→ 原文
■ ■ ■ ■ ■
DASUNGの「Paperlike 253」は、E Ink電子ペーパーを採用した、25.3型のディスプレイだ。一般的なデスクトップ用のディスプレイとほぼ同じ外観、同等の画面サイズでありながら、E Ink電子ペーパーを採用していることが大きな特徴だ。
一般的にE Inkと言えば、目に優しく、コントラストがはっきりしていることに加え、低消費電力、視野角の広さといった特徴がある。直射日光下での見やすさも、液晶と比べた場合の利点だ。一方で表示はモノクロで、かつ書き換え時に残像が発生するため、動画や画面のスクロールにはあまり向かないという特徴がある。
今回の製品は屋内における据置利用を前提としているため、低消費電力や屋外の視認性の高さなど、モバイルユース向けの特徴が役に立たないわけだが、こうした中でどれだけの実用性があるかは気になるところだ。
クラウドファンディングでの資金調達に成功し、まもなく出荷が始まろうとしている本製品は、年内には国内代理店であるSKTを通じての一般販売も予定されている。このたび評価機を借用したので、その実用性をチェックしていく。
3つの表示モードと9段階のコントラスト調整、5段階の速度調整が可能
さて一般的に、こうしたE Inkのディスプレイの評価ポイントは、大きく2つに分けられる。
1つは画面のクオリティだ。そもそもE Inkのディスプレイを導入するのは、目への負担を軽減するのが大きな目的のはずだ。それゆえ画像にせよテキストにせよ表示が見づらく、目に負担がかかるようであれば、わざわざ導入する意味がない。
本製品は複数の表示モードを備えており、表示する内容に合わせた快適な表示を可能にしている。具体的には「グラフィックモード」、「テキストモード」、「ビデオモード」という3つのモードを、画面の左下にあるボタンで切り替える。
■ ■ ■ ■ ■
→ データ一覧

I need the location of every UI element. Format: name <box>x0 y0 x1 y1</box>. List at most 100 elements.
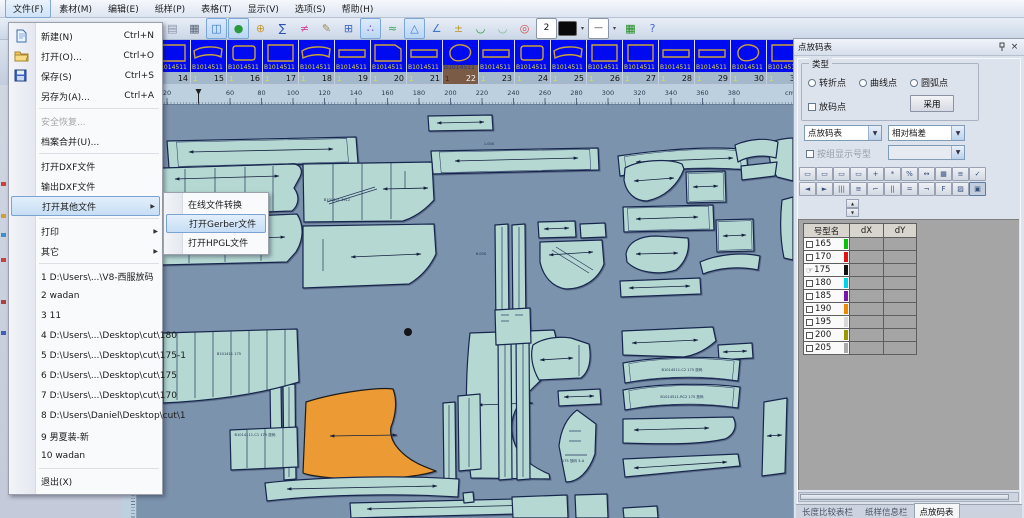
■ ■ ■ ■ ■
→ 課題
原文について、次の問いに答えてください。
1. Paperlike 253の画面サイズは何型ですか。
2. 国内での一般販売は、どの代理店を通じて予定されていますか。
3. 表示モードを切り替えるボタンは、画面のどこにありますか。
一覧はこの作業に一切関係しません。

→ 回答
1. 25.3型です。
2. SKTです。
3. 画面の左下にあります。